Track down each line that has the word "content" and copy it.

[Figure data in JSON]
********************

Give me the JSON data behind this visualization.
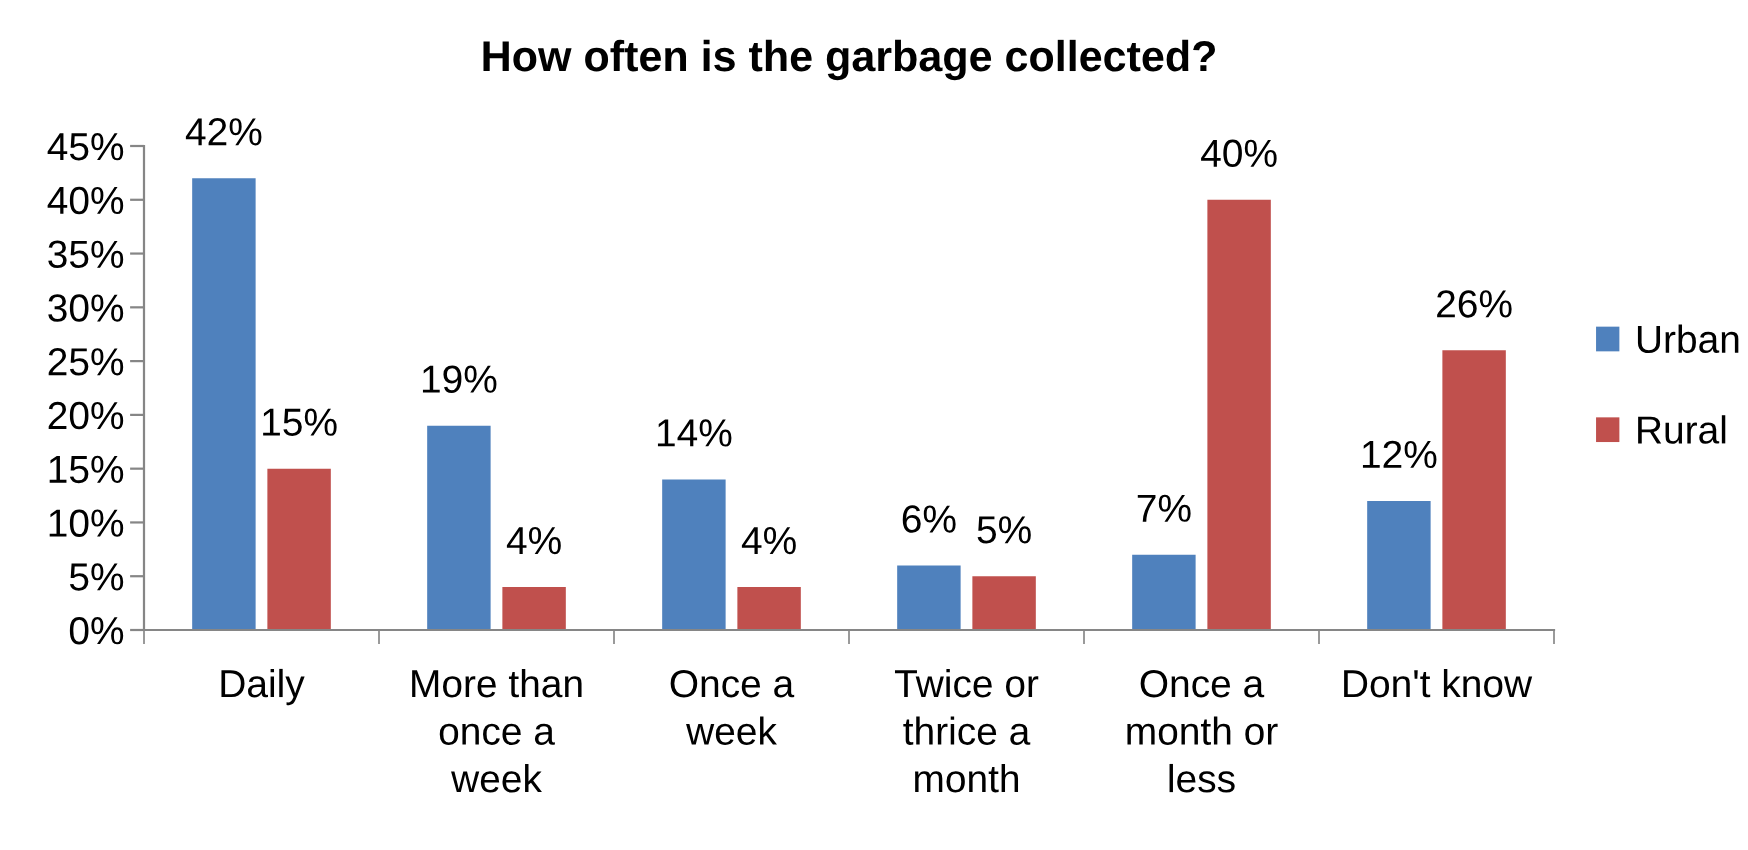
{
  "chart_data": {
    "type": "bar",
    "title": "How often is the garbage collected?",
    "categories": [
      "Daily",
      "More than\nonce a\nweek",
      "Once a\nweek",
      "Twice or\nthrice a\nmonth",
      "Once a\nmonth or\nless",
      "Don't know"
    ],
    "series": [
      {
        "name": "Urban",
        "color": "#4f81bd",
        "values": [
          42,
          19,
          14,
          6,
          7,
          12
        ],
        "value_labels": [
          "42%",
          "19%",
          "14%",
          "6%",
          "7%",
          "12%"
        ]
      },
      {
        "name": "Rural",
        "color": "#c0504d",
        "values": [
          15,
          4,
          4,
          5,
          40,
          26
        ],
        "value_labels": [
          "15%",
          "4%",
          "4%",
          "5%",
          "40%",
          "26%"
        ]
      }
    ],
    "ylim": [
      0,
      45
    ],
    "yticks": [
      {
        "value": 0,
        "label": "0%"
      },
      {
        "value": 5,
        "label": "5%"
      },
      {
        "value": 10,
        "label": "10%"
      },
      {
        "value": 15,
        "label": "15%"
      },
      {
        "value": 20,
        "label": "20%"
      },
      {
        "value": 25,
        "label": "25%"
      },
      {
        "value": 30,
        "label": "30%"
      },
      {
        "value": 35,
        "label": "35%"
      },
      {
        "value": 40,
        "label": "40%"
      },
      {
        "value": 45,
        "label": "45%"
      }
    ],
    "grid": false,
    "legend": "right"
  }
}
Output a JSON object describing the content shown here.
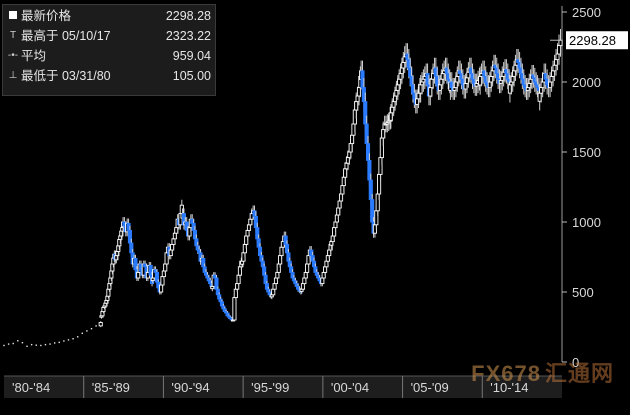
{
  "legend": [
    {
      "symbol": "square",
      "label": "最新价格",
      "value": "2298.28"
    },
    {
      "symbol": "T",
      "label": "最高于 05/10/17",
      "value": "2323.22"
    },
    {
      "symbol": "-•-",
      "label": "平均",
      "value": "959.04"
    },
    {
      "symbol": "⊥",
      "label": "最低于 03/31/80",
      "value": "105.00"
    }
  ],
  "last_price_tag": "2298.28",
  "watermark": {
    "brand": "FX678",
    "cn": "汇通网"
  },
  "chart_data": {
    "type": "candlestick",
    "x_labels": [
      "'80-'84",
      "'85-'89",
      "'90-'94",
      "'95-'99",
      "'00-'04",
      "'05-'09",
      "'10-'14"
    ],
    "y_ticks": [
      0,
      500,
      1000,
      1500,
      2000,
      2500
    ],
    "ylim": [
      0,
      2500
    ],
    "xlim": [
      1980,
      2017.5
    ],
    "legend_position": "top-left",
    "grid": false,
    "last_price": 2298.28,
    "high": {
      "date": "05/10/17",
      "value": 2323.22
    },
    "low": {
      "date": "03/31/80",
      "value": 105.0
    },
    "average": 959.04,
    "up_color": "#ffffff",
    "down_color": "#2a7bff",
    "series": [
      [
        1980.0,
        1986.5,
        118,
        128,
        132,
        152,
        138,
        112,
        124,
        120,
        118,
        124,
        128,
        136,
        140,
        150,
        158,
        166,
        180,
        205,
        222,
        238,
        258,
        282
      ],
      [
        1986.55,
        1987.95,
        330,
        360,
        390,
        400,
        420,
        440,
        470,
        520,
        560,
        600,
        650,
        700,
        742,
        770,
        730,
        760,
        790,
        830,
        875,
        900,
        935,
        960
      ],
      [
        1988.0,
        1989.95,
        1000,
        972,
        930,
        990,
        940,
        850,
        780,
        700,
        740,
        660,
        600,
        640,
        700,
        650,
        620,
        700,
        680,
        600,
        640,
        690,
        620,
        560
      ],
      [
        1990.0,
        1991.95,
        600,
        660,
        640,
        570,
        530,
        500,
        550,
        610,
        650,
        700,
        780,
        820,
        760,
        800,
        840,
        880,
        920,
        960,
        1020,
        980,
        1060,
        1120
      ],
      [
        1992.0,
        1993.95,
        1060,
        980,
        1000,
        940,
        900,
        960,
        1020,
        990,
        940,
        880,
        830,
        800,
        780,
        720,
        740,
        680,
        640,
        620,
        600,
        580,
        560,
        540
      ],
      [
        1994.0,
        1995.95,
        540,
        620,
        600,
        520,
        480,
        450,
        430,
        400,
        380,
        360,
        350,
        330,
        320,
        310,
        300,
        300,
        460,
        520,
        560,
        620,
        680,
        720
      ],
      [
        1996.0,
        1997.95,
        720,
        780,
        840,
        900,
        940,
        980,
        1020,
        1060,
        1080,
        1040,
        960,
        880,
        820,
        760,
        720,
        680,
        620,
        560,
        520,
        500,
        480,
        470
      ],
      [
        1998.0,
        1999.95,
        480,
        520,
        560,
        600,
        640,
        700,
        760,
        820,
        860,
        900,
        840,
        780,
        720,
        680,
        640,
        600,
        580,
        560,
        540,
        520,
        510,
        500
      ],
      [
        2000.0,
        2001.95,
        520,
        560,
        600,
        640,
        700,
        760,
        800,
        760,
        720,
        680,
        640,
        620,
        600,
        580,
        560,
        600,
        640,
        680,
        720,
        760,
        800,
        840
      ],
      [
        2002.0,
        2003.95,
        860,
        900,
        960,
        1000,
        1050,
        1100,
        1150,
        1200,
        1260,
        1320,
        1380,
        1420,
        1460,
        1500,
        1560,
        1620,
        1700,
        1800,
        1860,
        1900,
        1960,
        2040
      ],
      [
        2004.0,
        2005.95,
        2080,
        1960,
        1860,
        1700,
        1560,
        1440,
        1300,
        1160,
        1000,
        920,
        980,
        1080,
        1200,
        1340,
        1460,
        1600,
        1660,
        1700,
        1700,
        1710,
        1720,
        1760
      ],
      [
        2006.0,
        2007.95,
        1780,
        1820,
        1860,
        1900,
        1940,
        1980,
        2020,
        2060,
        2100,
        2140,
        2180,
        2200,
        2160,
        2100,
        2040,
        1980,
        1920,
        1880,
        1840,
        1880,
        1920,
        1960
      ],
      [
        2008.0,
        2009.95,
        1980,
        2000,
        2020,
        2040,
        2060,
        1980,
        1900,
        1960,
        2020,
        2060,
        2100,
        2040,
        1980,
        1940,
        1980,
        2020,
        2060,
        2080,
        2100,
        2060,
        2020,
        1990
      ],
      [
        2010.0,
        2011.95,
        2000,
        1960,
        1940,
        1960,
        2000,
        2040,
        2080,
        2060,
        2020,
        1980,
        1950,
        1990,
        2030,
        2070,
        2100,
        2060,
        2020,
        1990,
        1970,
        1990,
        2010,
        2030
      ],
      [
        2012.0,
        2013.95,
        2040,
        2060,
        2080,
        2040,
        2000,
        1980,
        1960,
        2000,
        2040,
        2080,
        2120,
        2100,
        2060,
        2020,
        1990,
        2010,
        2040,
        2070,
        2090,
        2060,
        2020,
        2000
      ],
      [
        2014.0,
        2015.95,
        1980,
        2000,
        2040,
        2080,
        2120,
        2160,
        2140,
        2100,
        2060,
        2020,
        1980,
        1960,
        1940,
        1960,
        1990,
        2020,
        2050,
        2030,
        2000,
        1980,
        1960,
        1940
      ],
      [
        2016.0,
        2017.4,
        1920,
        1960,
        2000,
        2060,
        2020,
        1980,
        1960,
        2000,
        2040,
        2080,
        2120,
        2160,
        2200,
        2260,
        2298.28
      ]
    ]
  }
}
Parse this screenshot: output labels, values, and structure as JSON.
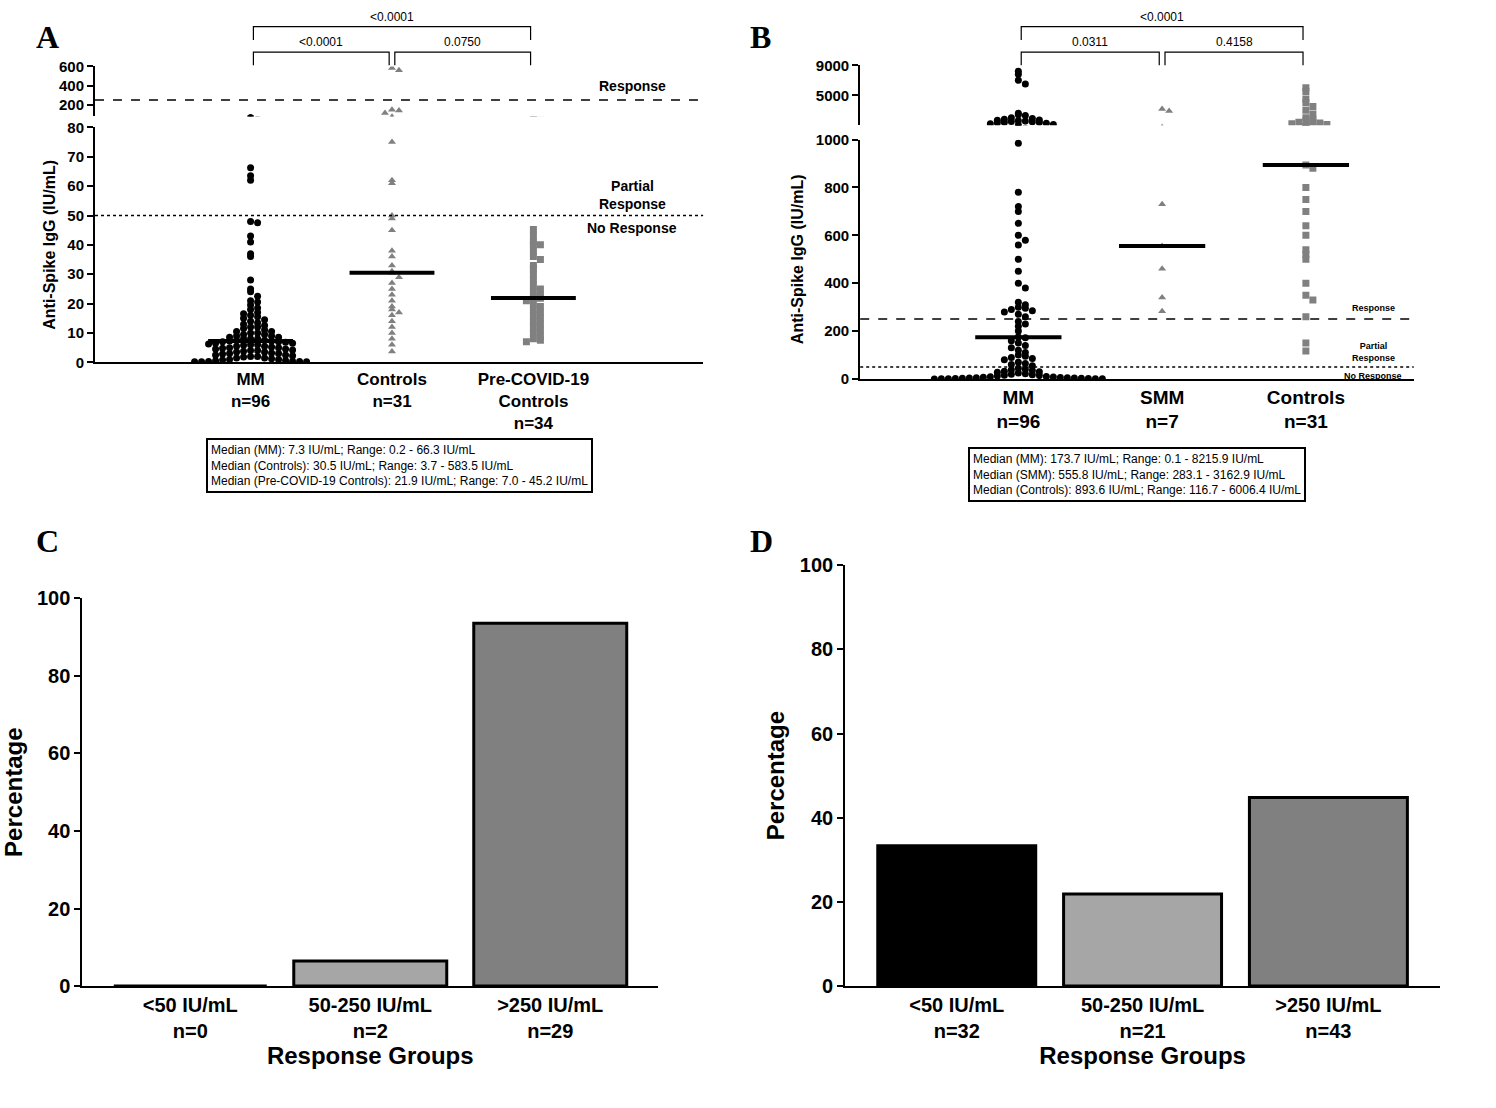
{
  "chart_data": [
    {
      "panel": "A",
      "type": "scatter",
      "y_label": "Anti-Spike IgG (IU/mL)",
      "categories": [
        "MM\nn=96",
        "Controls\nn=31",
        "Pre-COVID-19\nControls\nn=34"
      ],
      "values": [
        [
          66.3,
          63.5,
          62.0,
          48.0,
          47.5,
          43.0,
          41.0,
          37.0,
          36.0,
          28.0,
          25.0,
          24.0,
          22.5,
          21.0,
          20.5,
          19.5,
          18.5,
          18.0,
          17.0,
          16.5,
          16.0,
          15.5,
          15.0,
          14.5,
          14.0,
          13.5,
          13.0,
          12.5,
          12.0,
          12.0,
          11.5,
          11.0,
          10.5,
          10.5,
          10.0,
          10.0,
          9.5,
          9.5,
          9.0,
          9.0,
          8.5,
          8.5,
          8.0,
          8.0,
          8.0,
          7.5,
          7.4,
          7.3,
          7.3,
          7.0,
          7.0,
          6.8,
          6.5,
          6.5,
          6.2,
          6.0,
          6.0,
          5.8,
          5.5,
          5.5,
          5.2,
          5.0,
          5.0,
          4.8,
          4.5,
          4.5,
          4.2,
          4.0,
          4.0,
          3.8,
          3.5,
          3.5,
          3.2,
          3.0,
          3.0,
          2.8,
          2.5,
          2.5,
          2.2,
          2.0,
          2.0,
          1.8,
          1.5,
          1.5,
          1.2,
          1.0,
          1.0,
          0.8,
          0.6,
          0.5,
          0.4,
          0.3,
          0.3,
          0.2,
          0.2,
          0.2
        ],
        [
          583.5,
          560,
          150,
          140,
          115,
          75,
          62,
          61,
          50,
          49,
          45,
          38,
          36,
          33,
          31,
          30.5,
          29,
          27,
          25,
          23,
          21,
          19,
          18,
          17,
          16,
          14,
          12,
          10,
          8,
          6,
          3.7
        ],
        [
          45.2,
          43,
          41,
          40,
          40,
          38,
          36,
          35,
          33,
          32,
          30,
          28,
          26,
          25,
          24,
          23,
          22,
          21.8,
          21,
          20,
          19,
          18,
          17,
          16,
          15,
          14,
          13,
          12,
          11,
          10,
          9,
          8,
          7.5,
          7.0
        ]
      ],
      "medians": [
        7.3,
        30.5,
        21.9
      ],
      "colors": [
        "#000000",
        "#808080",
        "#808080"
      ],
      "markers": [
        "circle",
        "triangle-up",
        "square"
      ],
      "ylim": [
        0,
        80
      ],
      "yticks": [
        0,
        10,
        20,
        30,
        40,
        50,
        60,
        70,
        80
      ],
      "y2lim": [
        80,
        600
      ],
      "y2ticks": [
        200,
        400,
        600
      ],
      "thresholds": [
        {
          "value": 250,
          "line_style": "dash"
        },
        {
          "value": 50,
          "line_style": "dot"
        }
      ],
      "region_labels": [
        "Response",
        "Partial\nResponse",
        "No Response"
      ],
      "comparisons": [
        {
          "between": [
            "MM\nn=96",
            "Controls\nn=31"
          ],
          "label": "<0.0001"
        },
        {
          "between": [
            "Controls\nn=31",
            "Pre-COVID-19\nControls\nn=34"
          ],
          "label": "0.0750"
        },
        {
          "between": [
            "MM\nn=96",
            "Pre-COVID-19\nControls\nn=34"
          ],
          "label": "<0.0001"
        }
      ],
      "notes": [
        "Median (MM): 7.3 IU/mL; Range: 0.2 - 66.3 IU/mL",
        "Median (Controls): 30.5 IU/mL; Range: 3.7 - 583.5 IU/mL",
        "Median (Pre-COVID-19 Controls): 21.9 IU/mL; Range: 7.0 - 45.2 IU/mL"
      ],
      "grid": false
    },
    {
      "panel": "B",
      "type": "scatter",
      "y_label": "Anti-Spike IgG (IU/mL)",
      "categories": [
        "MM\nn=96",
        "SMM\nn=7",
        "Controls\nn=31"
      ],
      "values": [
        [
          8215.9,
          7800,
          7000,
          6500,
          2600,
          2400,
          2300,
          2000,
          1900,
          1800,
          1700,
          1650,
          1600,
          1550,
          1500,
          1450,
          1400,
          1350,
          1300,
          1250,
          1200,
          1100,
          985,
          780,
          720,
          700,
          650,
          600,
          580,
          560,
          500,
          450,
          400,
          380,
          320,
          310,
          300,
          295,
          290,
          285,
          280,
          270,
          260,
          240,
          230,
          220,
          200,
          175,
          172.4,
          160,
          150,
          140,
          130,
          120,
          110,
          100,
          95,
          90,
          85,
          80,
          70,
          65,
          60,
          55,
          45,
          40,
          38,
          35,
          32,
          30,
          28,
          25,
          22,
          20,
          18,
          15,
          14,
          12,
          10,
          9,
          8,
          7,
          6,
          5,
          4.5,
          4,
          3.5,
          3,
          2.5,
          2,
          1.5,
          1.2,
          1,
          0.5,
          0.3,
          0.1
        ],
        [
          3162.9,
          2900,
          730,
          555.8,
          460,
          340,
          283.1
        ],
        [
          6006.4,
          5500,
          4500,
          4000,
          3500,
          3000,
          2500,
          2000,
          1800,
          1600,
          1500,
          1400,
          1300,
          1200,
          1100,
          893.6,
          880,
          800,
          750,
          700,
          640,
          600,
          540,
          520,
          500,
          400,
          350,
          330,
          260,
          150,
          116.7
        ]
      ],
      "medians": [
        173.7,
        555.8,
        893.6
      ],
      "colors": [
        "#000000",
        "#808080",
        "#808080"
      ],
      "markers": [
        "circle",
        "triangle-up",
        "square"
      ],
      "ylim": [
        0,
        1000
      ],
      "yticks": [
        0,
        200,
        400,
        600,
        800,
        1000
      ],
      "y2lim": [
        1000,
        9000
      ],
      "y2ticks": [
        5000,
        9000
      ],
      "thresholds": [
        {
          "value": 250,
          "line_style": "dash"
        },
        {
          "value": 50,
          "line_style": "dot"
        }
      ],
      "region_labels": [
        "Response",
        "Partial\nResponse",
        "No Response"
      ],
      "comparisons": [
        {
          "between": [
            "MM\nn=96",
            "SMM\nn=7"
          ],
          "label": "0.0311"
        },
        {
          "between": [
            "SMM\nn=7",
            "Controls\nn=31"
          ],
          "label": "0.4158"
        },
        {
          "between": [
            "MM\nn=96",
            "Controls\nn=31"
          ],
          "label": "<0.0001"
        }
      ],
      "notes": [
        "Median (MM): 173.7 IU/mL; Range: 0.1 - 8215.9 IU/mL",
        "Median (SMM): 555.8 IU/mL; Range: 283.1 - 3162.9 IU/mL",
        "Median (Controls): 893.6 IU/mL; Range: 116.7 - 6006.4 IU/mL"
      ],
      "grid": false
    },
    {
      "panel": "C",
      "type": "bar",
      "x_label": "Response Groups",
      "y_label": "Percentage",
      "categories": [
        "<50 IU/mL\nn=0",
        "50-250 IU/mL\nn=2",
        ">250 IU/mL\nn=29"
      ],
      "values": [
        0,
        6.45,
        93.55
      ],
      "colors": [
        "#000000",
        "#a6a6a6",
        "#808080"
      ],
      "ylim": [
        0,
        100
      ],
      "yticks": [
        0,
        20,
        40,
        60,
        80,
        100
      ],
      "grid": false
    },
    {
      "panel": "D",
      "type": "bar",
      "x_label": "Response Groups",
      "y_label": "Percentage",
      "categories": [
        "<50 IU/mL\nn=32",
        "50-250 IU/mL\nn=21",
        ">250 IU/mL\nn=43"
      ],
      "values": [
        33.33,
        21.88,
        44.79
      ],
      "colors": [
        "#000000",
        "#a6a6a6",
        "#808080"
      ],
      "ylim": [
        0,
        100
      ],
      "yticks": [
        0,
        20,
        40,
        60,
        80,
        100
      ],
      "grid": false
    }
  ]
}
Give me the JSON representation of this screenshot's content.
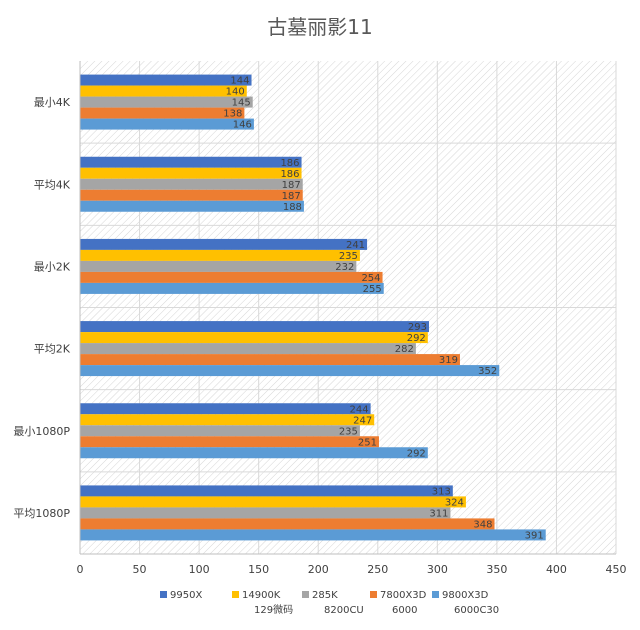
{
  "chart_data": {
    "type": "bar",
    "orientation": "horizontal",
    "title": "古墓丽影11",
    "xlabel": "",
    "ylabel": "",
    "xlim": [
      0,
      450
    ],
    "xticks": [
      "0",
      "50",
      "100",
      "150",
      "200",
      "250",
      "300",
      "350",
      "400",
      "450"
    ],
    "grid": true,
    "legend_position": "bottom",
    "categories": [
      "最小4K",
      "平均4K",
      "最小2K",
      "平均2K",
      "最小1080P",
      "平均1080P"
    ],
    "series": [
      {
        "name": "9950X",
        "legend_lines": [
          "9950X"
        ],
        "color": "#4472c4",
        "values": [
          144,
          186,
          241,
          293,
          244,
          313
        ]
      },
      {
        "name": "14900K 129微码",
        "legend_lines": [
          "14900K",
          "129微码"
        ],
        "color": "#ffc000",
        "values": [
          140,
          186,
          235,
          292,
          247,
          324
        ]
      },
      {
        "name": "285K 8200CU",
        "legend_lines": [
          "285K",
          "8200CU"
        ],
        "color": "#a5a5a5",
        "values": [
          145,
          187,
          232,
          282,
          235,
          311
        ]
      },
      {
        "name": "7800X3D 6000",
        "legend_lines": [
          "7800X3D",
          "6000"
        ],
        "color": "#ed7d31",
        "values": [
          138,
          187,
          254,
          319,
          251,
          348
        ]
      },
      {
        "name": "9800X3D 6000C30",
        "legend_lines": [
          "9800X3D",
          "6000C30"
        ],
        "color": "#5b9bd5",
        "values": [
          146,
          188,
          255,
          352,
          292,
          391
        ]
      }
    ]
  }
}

********************

• [PROBLEM SOLUTION]:
Output a JSON object describing the content shown here.
Give me the JSON representation of this screenshot's content.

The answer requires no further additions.